* **Listing**
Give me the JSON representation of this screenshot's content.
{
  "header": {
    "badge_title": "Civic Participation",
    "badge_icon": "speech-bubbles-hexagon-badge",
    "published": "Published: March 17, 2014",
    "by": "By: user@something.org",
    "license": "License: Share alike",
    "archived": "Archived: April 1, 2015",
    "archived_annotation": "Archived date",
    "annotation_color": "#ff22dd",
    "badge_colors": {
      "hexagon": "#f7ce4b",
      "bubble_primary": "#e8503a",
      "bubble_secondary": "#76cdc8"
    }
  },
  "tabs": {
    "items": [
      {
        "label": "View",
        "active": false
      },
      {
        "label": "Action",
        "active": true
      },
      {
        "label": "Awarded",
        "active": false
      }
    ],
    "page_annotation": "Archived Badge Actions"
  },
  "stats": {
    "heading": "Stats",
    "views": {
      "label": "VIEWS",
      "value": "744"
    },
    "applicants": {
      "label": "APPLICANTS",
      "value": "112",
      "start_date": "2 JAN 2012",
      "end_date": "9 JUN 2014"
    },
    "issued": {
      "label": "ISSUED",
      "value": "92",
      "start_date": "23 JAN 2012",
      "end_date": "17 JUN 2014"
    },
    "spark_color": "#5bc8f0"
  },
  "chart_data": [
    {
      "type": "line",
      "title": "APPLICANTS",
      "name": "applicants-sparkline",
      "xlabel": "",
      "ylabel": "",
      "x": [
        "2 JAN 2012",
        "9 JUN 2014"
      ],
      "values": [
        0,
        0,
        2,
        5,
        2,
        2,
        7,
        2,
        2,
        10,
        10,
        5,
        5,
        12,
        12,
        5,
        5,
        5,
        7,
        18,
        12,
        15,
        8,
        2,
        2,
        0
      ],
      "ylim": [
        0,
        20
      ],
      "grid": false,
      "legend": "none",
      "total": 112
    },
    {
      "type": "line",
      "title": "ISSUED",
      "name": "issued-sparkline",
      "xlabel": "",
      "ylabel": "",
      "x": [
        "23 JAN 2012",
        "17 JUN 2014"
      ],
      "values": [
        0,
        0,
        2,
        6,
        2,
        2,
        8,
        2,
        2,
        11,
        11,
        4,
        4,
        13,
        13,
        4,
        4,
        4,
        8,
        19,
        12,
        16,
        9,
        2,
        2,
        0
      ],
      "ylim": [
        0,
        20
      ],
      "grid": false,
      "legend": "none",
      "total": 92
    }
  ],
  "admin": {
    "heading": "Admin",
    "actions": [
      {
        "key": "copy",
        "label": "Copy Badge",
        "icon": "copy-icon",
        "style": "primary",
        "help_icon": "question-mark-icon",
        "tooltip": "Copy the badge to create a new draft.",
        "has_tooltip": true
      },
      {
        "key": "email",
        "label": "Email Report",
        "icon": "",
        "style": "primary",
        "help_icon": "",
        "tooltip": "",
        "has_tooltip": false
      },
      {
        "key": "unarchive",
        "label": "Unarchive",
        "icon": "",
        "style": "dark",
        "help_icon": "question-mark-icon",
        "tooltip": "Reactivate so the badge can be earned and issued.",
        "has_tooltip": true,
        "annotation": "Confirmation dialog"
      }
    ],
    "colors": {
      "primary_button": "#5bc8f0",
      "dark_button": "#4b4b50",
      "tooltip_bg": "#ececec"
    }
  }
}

* **Exercise aim**
Transcribe the records above exactly as they appear.

* **Final result**
Give me the JSON representation of this screenshot's content.
{
  "header": {
    "badge_title": "Civic Participation",
    "badge_icon": "speech-bubbles-hexagon-badge",
    "published": "Published: March 17, 2014",
    "by": "By: user@something.org",
    "license": "License: Share alike",
    "archived": "Archived: April 1, 2015",
    "archived_annotation": "Archived date",
    "annotation_color": "#ff22dd",
    "badge_colors": {
      "hexagon": "#f7ce4b",
      "bubble_primary": "#e8503a",
      "bubble_secondary": "#76cdc8"
    }
  },
  "tabs": {
    "items": [
      {
        "label": "View",
        "active": false
      },
      {
        "label": "Action",
        "active": true
      },
      {
        "label": "Awarded",
        "active": false
      }
    ],
    "page_annotation": "Archived Badge Actions"
  },
  "stats": {
    "heading": "Stats",
    "views": {
      "label": "VIEWS",
      "value": "744"
    },
    "applicants": {
      "label": "APPLICANTS",
      "value": "112",
      "start_date": "2 JAN 2012",
      "end_date": "9 JUN 2014"
    },
    "issued": {
      "label": "ISSUED",
      "value": "92",
      "start_date": "23 JAN 2012",
      "end_date": "17 JUN 2014"
    },
    "spark_color": "#5bc8f0"
  },
  "chart_data": [
    {
      "type": "line",
      "title": "APPLICANTS",
      "name": "applicants-sparkline",
      "xlabel": "",
      "ylabel": "",
      "x": [
        "2 JAN 2012",
        "9 JUN 2014"
      ],
      "values": [
        0,
        0,
        2,
        5,
        2,
        2,
        7,
        2,
        2,
        10,
        10,
        5,
        5,
        12,
        12,
        5,
        5,
        5,
        7,
        18,
        12,
        15,
        8,
        2,
        2,
        0
      ],
      "ylim": [
        0,
        20
      ],
      "grid": false,
      "legend": "none",
      "total": 112
    },
    {
      "type": "line",
      "title": "ISSUED",
      "name": "issued-sparkline",
      "xlabel": "",
      "ylabel": "",
      "x": [
        "23 JAN 2012",
        "17 JUN 2014"
      ],
      "values": [
        0,
        0,
        2,
        6,
        2,
        2,
        8,
        2,
        2,
        11,
        11,
        4,
        4,
        13,
        13,
        4,
        4,
        4,
        8,
        19,
        12,
        16,
        9,
        2,
        2,
        0
      ],
      "ylim": [
        0,
        20
      ],
      "grid": false,
      "legend": "none",
      "total": 92
    }
  ],
  "admin": {
    "heading": "Admin",
    "actions": [
      {
        "key": "copy",
        "label": "Copy Badge",
        "icon": "copy-icon",
        "style": "primary",
        "help_icon": "question-mark-icon",
        "tooltip": "Copy the badge to create a new draft.",
        "has_tooltip": true
      },
      {
        "key": "email",
        "label": "Email Report",
        "icon": "",
        "style": "primary",
        "help_icon": "",
        "tooltip": "",
        "has_tooltip": false
      },
      {
        "key": "unarchive",
        "label": "Unarchive",
        "icon": "",
        "style": "dark",
        "help_icon": "question-mark-icon",
        "tooltip": "Reactivate so the badge can be earned and issued.",
        "has_tooltip": true,
        "annotation": "Confirmation dialog"
      }
    ],
    "colors": {
      "primary_button": "#5bc8f0",
      "dark_button": "#4b4b50",
      "tooltip_bg": "#ececec"
    }
  }
}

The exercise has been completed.